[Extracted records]
=====

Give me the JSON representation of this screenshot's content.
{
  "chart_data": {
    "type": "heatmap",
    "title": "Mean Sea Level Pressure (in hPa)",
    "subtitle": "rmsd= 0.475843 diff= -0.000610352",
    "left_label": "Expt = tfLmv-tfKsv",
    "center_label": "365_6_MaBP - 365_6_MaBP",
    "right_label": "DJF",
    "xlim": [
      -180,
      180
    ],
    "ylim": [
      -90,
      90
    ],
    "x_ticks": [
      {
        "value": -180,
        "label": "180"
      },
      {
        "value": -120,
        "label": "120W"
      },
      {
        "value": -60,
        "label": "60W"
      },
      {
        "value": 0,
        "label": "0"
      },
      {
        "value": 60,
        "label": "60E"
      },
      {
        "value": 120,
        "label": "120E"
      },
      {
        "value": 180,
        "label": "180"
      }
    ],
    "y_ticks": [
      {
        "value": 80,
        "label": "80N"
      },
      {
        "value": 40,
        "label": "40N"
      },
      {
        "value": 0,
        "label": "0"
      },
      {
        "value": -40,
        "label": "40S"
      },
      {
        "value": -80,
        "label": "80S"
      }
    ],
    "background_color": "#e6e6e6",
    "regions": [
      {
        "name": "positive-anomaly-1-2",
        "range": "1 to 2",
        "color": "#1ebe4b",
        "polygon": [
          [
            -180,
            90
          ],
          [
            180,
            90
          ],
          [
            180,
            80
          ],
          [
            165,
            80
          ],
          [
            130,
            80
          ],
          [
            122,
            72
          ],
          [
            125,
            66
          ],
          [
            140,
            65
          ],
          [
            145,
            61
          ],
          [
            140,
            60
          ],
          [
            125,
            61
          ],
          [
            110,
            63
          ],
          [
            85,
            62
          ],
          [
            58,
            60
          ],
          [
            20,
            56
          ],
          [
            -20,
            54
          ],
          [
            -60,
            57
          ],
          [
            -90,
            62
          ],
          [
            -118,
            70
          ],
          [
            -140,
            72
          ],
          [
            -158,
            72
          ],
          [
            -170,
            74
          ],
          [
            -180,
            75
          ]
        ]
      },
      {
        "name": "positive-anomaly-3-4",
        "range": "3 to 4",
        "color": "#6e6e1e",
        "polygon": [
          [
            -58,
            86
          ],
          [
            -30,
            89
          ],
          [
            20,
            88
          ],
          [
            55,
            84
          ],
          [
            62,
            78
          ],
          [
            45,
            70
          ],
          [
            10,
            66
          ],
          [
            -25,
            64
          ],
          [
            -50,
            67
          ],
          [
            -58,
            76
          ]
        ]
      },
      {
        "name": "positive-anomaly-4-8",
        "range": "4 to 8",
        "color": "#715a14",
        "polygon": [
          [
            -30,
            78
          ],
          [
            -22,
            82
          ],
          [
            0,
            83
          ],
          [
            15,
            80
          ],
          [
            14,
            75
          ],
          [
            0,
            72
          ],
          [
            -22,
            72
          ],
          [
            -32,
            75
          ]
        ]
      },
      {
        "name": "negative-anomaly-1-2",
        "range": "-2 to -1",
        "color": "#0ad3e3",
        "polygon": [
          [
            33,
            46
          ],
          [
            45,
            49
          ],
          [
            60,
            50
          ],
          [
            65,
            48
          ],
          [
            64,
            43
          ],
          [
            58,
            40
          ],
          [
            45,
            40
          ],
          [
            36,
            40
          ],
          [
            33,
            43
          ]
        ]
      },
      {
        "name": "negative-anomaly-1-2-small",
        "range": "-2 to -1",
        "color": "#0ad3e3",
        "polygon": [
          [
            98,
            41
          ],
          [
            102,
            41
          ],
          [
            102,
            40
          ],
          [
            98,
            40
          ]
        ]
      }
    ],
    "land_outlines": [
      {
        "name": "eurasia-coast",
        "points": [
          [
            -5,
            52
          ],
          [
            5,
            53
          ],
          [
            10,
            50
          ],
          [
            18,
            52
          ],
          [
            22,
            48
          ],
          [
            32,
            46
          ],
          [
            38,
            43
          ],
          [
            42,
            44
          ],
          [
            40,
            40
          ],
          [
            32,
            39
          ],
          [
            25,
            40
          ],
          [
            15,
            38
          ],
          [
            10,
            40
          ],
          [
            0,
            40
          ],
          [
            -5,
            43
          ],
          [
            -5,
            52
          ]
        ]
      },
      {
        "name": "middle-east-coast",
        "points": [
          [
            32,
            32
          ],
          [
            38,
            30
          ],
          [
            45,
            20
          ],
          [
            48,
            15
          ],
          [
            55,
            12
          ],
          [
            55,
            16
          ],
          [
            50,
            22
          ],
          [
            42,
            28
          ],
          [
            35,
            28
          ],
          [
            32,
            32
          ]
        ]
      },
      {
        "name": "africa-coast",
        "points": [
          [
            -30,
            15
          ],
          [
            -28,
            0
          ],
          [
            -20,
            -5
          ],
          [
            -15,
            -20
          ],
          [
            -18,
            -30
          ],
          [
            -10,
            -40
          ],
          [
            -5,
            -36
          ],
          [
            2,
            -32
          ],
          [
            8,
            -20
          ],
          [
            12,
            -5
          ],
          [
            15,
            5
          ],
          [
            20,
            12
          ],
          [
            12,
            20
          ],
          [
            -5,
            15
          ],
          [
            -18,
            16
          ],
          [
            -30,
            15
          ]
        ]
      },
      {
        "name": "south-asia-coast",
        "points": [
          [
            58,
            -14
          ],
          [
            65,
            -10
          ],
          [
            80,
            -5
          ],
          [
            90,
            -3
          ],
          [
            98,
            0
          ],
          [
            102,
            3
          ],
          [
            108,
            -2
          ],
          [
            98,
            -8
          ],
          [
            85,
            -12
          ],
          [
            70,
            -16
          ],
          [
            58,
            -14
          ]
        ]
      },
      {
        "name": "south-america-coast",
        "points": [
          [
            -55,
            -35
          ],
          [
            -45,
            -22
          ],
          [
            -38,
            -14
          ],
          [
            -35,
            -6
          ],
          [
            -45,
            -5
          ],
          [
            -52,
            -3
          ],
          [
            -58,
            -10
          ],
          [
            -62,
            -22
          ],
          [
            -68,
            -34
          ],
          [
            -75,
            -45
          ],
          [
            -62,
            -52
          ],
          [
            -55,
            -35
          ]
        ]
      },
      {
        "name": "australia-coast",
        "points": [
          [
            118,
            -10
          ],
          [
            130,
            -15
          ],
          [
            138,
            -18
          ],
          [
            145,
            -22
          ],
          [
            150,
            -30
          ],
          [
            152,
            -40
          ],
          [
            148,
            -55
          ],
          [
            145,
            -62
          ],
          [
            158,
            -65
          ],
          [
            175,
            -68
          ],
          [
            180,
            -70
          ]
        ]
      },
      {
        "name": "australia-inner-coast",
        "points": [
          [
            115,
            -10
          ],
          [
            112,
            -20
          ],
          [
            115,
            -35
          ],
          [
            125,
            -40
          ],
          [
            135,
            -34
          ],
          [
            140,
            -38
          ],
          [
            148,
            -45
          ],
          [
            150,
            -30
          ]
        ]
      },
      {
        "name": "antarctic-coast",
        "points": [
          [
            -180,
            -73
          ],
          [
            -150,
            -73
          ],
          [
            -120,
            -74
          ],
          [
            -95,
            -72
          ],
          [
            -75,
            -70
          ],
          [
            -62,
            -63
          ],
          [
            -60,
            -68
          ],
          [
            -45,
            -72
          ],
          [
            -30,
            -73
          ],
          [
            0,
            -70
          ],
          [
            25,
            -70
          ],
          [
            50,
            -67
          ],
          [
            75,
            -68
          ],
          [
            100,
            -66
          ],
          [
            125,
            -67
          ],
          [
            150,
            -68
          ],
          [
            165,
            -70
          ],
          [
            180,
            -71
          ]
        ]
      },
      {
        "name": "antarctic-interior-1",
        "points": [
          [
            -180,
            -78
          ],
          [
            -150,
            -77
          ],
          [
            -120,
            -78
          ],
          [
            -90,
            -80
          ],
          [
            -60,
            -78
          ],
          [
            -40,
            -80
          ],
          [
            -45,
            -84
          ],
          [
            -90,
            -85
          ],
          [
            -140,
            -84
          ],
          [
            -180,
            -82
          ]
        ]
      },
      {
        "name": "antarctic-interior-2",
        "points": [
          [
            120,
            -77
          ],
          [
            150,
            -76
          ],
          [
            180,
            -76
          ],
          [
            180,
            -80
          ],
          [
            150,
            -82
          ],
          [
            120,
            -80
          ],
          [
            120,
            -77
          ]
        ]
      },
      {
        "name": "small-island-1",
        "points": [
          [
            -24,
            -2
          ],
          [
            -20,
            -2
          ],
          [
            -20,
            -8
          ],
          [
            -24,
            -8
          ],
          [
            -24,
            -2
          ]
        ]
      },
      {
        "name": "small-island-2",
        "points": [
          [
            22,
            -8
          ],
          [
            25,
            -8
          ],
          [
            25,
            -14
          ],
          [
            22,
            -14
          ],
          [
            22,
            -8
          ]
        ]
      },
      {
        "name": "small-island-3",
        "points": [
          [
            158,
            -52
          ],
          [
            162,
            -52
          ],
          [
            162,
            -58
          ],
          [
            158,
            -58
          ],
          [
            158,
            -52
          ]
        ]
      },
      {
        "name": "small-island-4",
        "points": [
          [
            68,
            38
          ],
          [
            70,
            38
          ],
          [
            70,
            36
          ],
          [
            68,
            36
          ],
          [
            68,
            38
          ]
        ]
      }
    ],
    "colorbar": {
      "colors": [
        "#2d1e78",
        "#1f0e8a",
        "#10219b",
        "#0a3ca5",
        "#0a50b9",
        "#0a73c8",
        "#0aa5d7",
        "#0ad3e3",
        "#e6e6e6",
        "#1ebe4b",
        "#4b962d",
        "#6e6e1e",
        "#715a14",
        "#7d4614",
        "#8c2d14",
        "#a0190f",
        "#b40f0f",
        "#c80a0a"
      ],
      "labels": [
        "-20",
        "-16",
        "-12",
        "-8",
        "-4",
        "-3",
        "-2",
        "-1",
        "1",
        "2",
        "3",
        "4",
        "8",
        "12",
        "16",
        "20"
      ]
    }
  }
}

=====

Stated problem: Collect each line holding the string "island".

Result of the exercise:
        "name": "small-island-1",
        "name": "small-island-2",
        "name": "small-island-3",
        "name": "small-island-4",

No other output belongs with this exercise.